依頼事項 –
a: スピン流熱電変換材料に関する文章のうち、「3.1 データ主導の材料開発」から「スで作製することができます。」までを、「データ解析」を「データ分析」に置き換えて書き出してください。
b: エントリのうち、「pie: 100% bbox=[396, 712, 497, 812]」を含む行から「pie-label: 100% bbox=[692, 844, 735, 863]」を含む行までを、一字一句違えずに書き写してください。

抜粋した文章 –
○ ○ ○ ○ ○ ○ ○
3. MIを活用したスピン流熱電変換材料の開発
NECは、比較的新しい学術分野であるスピン流と呼ばれる現象1)を使って、電流と熱流を相互に変換できる熱電変換技術の研究開発を行っています2)。MIを活用した一連の取り組みは、新材料の探索を効率化する目的で独自に開発を進めてきたもので、現在積極的に活用し成果を得ています3)4)5)。
3.1 データ主導の材料開発
材料科学の研究開発では、新しい物性や現象の背景にある因果関係を解明することが重要です。そのため、目的の物性に影響する要因、メカニズムを理解したうえで、開発の方向性を定める演繹的アプローチを正攻法としています。
一方、まったく新しい学術分野では、基本的な知見の蓄積が十分でない状況で、材料の組成などデータ取得の条件を変えていく必要があります。結果には、まったく予期していない要因が影響する蓋然性も高まりますので、膨大な検証実験を積み重ねなければ、演繹的アプローチは機能しません。そのような状況では、むしろデータ解析が主導する帰納的アプローチによって、意味のある情報の蓄積が効率よく進む場合があります。
データ解析を主導させる形で、課題に取り組むことができるかどうかは、集められるデータの種類、量に大きく依存します。そこで、NECは、新しい熱電変換材料の探索にコンビナトリアル型の実験技術を用い、データの効率的な取得を実現する独自の試料作製、評価システムを構築することを目指しました。コンビナトリアル手法は、予想される探索の領域や組み合わせを、網羅的、かつ一括してデータ取得する手法で、化学合成や薄膜合成、物性評価技術などの分野で発展してきた技術です。
図1(a)は、NECが利用している斜めスパッタ蒸着法を利用した組成傾斜サンプルの作製方法を示した概念図です。蒸着源を斜め配置にすることで、基板に近い部分と遠い部分とで成膜速度の差をつけることが可能で、この差に応じて、基板内部に組成の分布を形成します。蒸着源には、金属、半導体、酸化物などの多様な材料の成膜が可能なスパッタ源を3つ対向させて配置し、基板全体にわたって組成が連続的に変化する多元系の化合物薄膜を、一度のプロセスで作製することができます。
図1(b)は、材料特性の評価実験の一例です。1枚の基板には、数百個以上の薄膜試料片が形成されており、一つひとつの物性データを自動で取得することができます。プローブシステムを使った評価では、電気特性や熱電特性を測定します。その他にも、X線分析による組成評価、X線回折による結晶構造評価、必要に応じてエリプソメータを使った光学特性評価や磁化特性評価などを行います。
○ ○ ○ ○ ○ ○ ○
一部のエントリ:
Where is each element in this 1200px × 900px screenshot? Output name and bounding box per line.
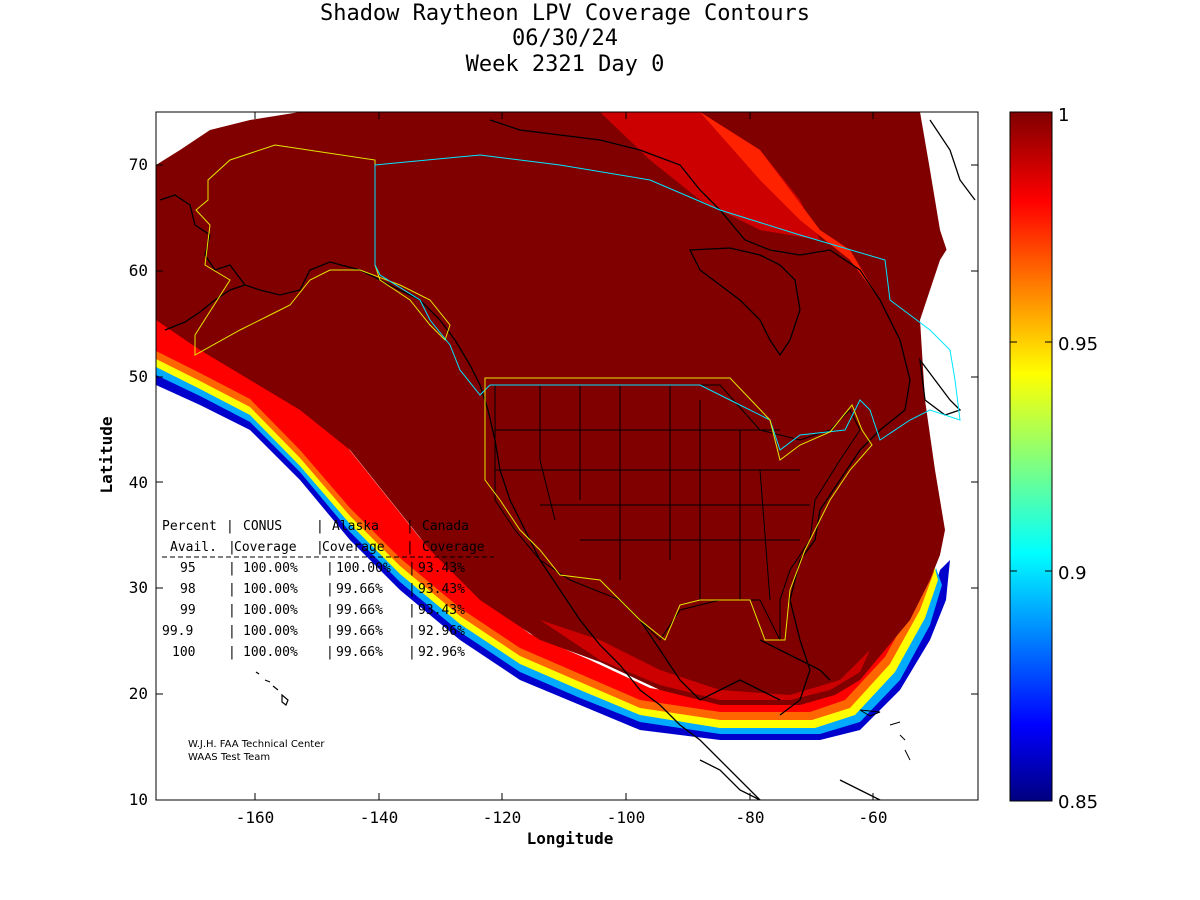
title-line-3: Week 2321 Day 0 xyxy=(465,52,665,77)
coverage-patch-south xyxy=(540,620,870,700)
table-row: 99 | 100.00% | 99.66% | 93.43% xyxy=(180,603,465,618)
table-row: 99.9 | 100.00% | 99.66% | 92.96% xyxy=(162,624,465,639)
x-axis-label: Longitude xyxy=(527,829,614,848)
colorbar-tick-label: 0.95 xyxy=(1058,334,1098,355)
y-tick-label: 30 xyxy=(129,578,148,597)
colorbar-ticks xyxy=(1010,111,1052,802)
credit-line-2: WAAS Test Team xyxy=(188,752,270,763)
y-tick-label: 60 xyxy=(129,261,148,280)
colorbar-tick-label: 1 xyxy=(1058,105,1069,126)
canada-boundary xyxy=(374,154,961,451)
colorbar xyxy=(1009,111,1053,802)
x-tick-label: -80 xyxy=(736,808,765,827)
coverage-table: Percent | CONUS | Alaska | Canada Avail. | C… xyxy=(162,519,494,660)
x-tick-label: -100 xyxy=(607,808,646,827)
plot-frame xyxy=(155,111,979,801)
hawaii-islands xyxy=(255,671,289,706)
x-tick-label: -140 xyxy=(360,808,399,827)
table-row: 100 | 100.00% | 99.66% | 92.96% xyxy=(172,645,465,660)
x-tick-label: -120 xyxy=(483,808,522,827)
x-tick-label: -60 xyxy=(859,808,888,827)
y-tick-label: 40 xyxy=(129,473,148,492)
x-ticks xyxy=(254,112,874,800)
coverage-patch-greenland xyxy=(700,112,880,300)
y-tick-label: 10 xyxy=(129,790,148,809)
y-axis-label: Latitude xyxy=(97,416,116,493)
colorbar-tick-label: 0.85 xyxy=(1058,792,1098,813)
credit-line-1: W.J.H. FAA Technical Center xyxy=(188,739,325,750)
state-boundaries xyxy=(494,384,861,641)
coverage-region xyxy=(156,112,978,705)
colorbar-tick-label: 0.9 xyxy=(1058,563,1087,584)
y-ticks xyxy=(156,164,978,801)
y-tick-label: 20 xyxy=(129,684,148,703)
title-line-1: Shadow Raytheon LPV Coverage Contours xyxy=(319,1,811,26)
conus-boundary xyxy=(484,377,873,641)
table-header-1: Percent | CONUS | Alaska | Canada xyxy=(162,519,469,534)
coverage-patch-northeast xyxy=(600,112,820,240)
x-tick-label: -160 xyxy=(236,808,275,827)
caribbean-islands xyxy=(859,709,911,761)
uncovered-region-greenland xyxy=(920,112,978,260)
title-line-2: 06/30/24 xyxy=(512,26,618,51)
coastlines xyxy=(159,119,976,800)
y-tick-label: 70 xyxy=(129,155,148,174)
table-row: 95 | 100.00% | 100.00% | 93.43% xyxy=(180,561,465,576)
y-tick-label: 50 xyxy=(129,367,148,386)
table-header-2: Avail. | Coverage | Coverage | Coverage xyxy=(170,540,485,555)
table-row: 98 | 100.00% | 99.66% | 93.43% xyxy=(180,582,465,597)
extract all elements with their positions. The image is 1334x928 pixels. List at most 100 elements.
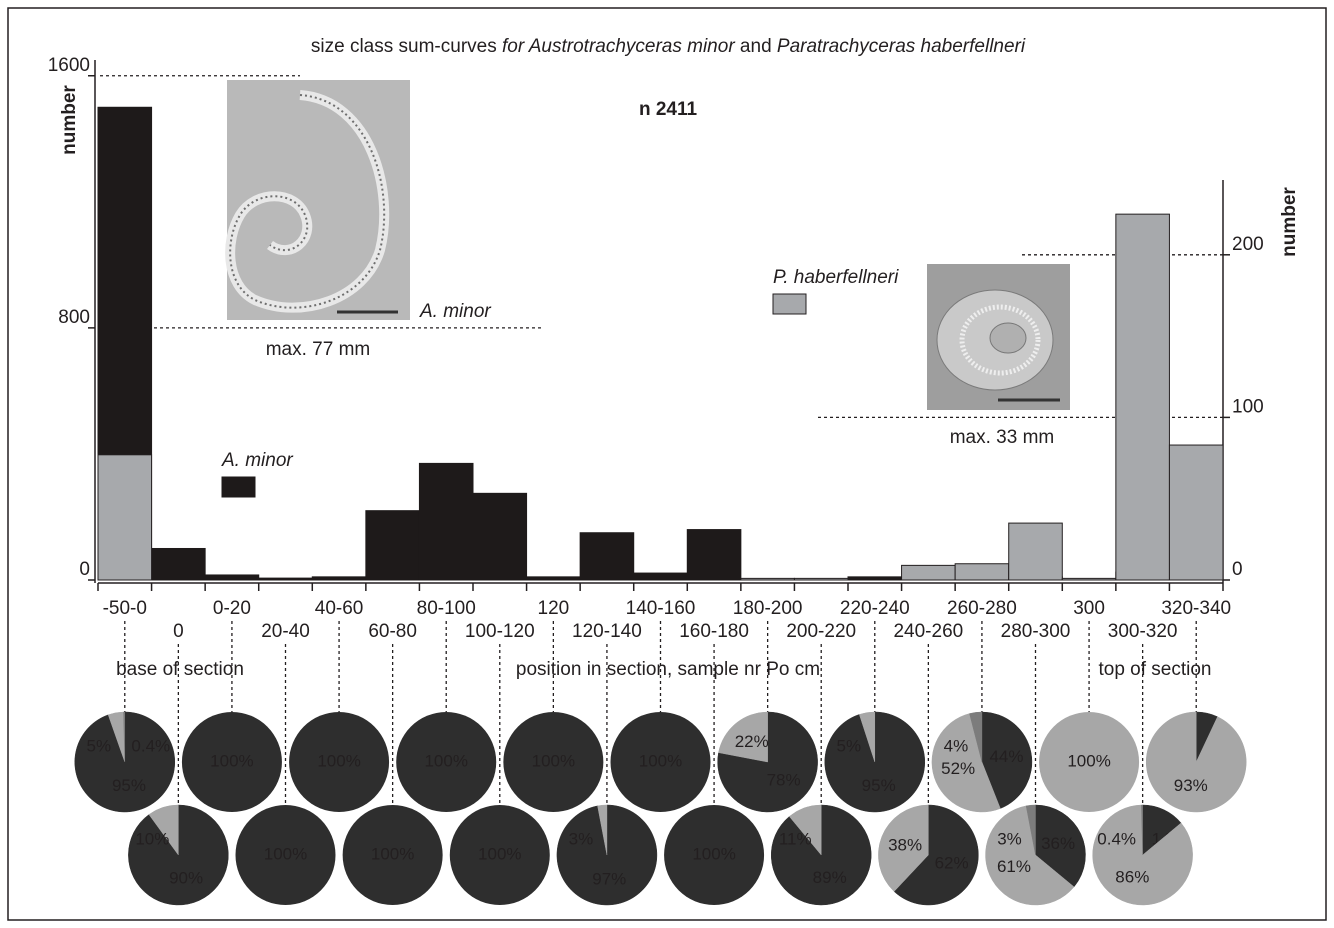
pie: 100% bbox=[396, 712, 497, 812]
pie-slice bbox=[123, 711, 126, 763]
x-tick-label: 20-40 bbox=[261, 621, 310, 642]
bar bbox=[1061, 577, 1117, 581]
bar bbox=[1115, 213, 1170, 581]
x-tick-label: 120 bbox=[538, 598, 570, 619]
pie-slice bbox=[981, 711, 1033, 809]
pie-label: 95% bbox=[862, 776, 896, 795]
x-tick-label: 300-320 bbox=[1108, 621, 1178, 642]
title-part: size class sum-curves bbox=[311, 36, 502, 57]
bar bbox=[526, 576, 581, 581]
pie: 100% bbox=[610, 712, 711, 812]
bar bbox=[97, 454, 153, 581]
pie-label: 3% bbox=[997, 829, 1022, 848]
pie-slice bbox=[1025, 804, 1036, 856]
bar bbox=[472, 492, 528, 581]
pie: 89% 11% bbox=[771, 804, 872, 906]
bar bbox=[740, 577, 795, 581]
pie: 100% bbox=[449, 805, 550, 905]
pie-slice bbox=[985, 805, 1075, 906]
x-tick-label: 320-340 bbox=[1161, 598, 1231, 619]
pie-label: 100% bbox=[692, 844, 735, 863]
pie-label: 100% bbox=[1067, 751, 1110, 770]
pie-label: 52% bbox=[941, 759, 975, 778]
pie-slice bbox=[449, 805, 550, 905]
y2-tick-label: 100 bbox=[1232, 396, 1264, 417]
bar bbox=[1168, 444, 1224, 581]
x-tick-label: 300 bbox=[1073, 598, 1105, 619]
pie-slice bbox=[1092, 804, 1193, 906]
sample-size: n 2411 bbox=[639, 99, 698, 120]
max-size-note: max. 33 mm bbox=[950, 427, 1055, 448]
pie: 36% 61% 3% bbox=[985, 804, 1086, 906]
pie-label: 10% bbox=[135, 829, 169, 848]
pie: 7%93% bbox=[1146, 711, 1247, 813]
section-note: top of section bbox=[1098, 659, 1211, 680]
pie-label: 4% bbox=[944, 736, 969, 755]
bar bbox=[954, 563, 1010, 581]
y2-axis-label: number bbox=[1279, 187, 1300, 257]
legend-swatch bbox=[772, 293, 807, 315]
bar bbox=[418, 462, 474, 581]
y-tick-label: 1600 bbox=[48, 55, 90, 76]
pie-label: 38% bbox=[888, 835, 922, 854]
frame bbox=[7, 7, 1327, 921]
pie: 100% bbox=[503, 712, 604, 812]
y-tick-label: 0 bbox=[79, 559, 90, 580]
max-size-note: max. 77 mm bbox=[266, 339, 371, 360]
bar bbox=[793, 577, 849, 581]
pie-label: 90% bbox=[169, 868, 203, 887]
bar bbox=[579, 532, 635, 581]
pie-slice bbox=[859, 711, 876, 763]
pie: 100% bbox=[181, 712, 282, 812]
pie-label: 11% bbox=[779, 829, 812, 848]
pie-label: 97% bbox=[592, 869, 626, 888]
bar bbox=[901, 564, 956, 581]
bar bbox=[204, 574, 260, 581]
y-axis-label: number bbox=[59, 85, 80, 155]
bar bbox=[365, 510, 420, 581]
x-tick-label: 60-80 bbox=[368, 621, 417, 642]
pie-label: 86% bbox=[1115, 867, 1149, 886]
x-tick-label: 100-120 bbox=[465, 621, 535, 642]
pie-slice bbox=[1146, 711, 1247, 813]
legend-label: P. haberfellneri bbox=[773, 267, 899, 288]
pie-slice bbox=[969, 711, 983, 763]
pie-label: 36% bbox=[1041, 834, 1075, 853]
pie: 100% bbox=[342, 805, 443, 905]
legend-label: A. minor bbox=[221, 450, 293, 471]
bar bbox=[151, 547, 206, 581]
x-tick-label: 200-220 bbox=[786, 621, 856, 642]
fossil-photo bbox=[225, 80, 410, 320]
pie-label: 100% bbox=[424, 751, 467, 770]
pie-label: 44% bbox=[989, 747, 1023, 766]
pie-slice bbox=[342, 805, 443, 905]
bar bbox=[633, 572, 688, 581]
pie-label: 100% bbox=[371, 844, 414, 863]
section-note: position in section, sample nr Po cm bbox=[516, 659, 820, 680]
pie: 14%86%0.4% bbox=[1092, 804, 1193, 906]
pie-label: 93% bbox=[1174, 776, 1208, 795]
title-part: and bbox=[735, 36, 777, 57]
x-tick-label: 40-60 bbox=[315, 598, 364, 619]
bar bbox=[1008, 522, 1063, 581]
x-tick-label: 120-140 bbox=[572, 621, 642, 642]
x-tick-label: 180-200 bbox=[733, 598, 803, 619]
pie-label: 95% bbox=[112, 776, 146, 795]
pie-slice bbox=[181, 712, 282, 812]
bar bbox=[686, 529, 742, 581]
pie-label: 100% bbox=[639, 751, 682, 770]
pie-slice bbox=[148, 804, 179, 856]
pie-label: 0.4% bbox=[131, 736, 170, 755]
pie: 100% bbox=[664, 805, 765, 905]
pie-slice bbox=[931, 713, 1001, 813]
title-part: for Austrotrachyceras minor bbox=[502, 36, 735, 57]
fossil-photo bbox=[927, 264, 1070, 410]
pie: 100% bbox=[1039, 712, 1140, 812]
pie-slice bbox=[610, 712, 711, 812]
pie-slice bbox=[597, 804, 608, 856]
title-part: Paratrachyceras haberfellneri bbox=[777, 36, 1026, 57]
pie-label: 62% bbox=[935, 854, 969, 873]
x-tick-label: 240-260 bbox=[893, 621, 963, 642]
x-tick-label: 80-100 bbox=[417, 598, 476, 619]
bar bbox=[311, 576, 367, 581]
○ ○ ○ ○ ○ ○ ○
依頼への回答 –
a:
3.1 データ主導の材料開発
材料科学の研究開発では、新しい物性や現象の背景にある因果関係を解明することが重要です。そのため、目的の物性に影響する要因、メカニズムを理解したうえで、開発の方向性を定める演繹的アプローチを正攻法としています。
一方、まったく新しい学術分野では、基本的な知見の蓄積が十分でない状況で、材料の組成などデータ取得の条件を変えていく必要があります。結果には、まったく予期していない要因が影響する蓋然性も高まりますので、膨大な検証実験を積み重ねなければ、演繹的アプローチは機能しません。そのような状況では、むしろデータ分析が主導する帰納的アプローチによって、意味のある情報の蓄積が効率よく進む場合があります。
データ分析を主導させる形で、課題に取り組むことができるかどうかは、集められるデータの種類、量に大きく依存します。そこで、NECは、新しい熱電変換材料の探索にコンビナトリアル型の実験技術を用い、データの効率的な取得を実現する独自の試料作製、評価システムを構築することを目指しました。コンビナトリアル手法は、予想される探索の領域や組み合わせを、網羅的、かつ一括してデータ取得する手法で、化学合成や薄膜合成、物性評価技術などの分野で発展してきた技術です。
図1(a)は、NECが利用している斜めスパッタ蒸着法を利用した組成傾斜サンプルの作製方法を示した概念図です。蒸着源を斜め配置にすることで、基板に近い部分と遠い部分とで成膜速度の差をつけることが可能で、この差に応じて、基板内部に組成の分布を形成します。蒸着源には、金属、半導体、酸化物などの多様な材料の成膜が可能なスパッタ源を3つ対向させて配置し、基板全体にわたって組成が連続的に変化する多元系の化合物薄膜を、一度のプロセスで作製することができます。

b:
pie: 100% bbox=[396, 712, 497, 812]
pie-slice bbox=[123, 711, 126, 763]
x-tick-label: 20-40 bbox=[261, 621, 310, 642]
bar bbox=[1061, 577, 1117, 581]
bar bbox=[1115, 213, 1170, 581]
x-tick-label: 120 bbox=[538, 598, 570, 619]
pie-slice bbox=[981, 711, 1033, 809]
pie-label: 95% bbox=[862, 776, 896, 795]
x-tick-label: 300-320 bbox=[1108, 621, 1178, 642]
title-part: size class sum-curves bbox=[311, 36, 502, 57]
bar bbox=[526, 576, 581, 581]
pie: 100% bbox=[610, 712, 711, 812]
bar bbox=[97, 454, 153, 581]
pie-label: 3% bbox=[997, 829, 1022, 848]
pie-slice bbox=[1025, 804, 1036, 856]
bar bbox=[472, 492, 528, 581]
pie: 89% 11% bbox=[771, 804, 872, 906]
bar bbox=[740, 577, 795, 581]
pie: 100% bbox=[449, 805, 550, 905]
pie-slice bbox=[985, 805, 1075, 906]
x-tick-label: 320-340 bbox=[1161, 598, 1231, 619]
pie-label: 100% bbox=[692, 844, 735, 863]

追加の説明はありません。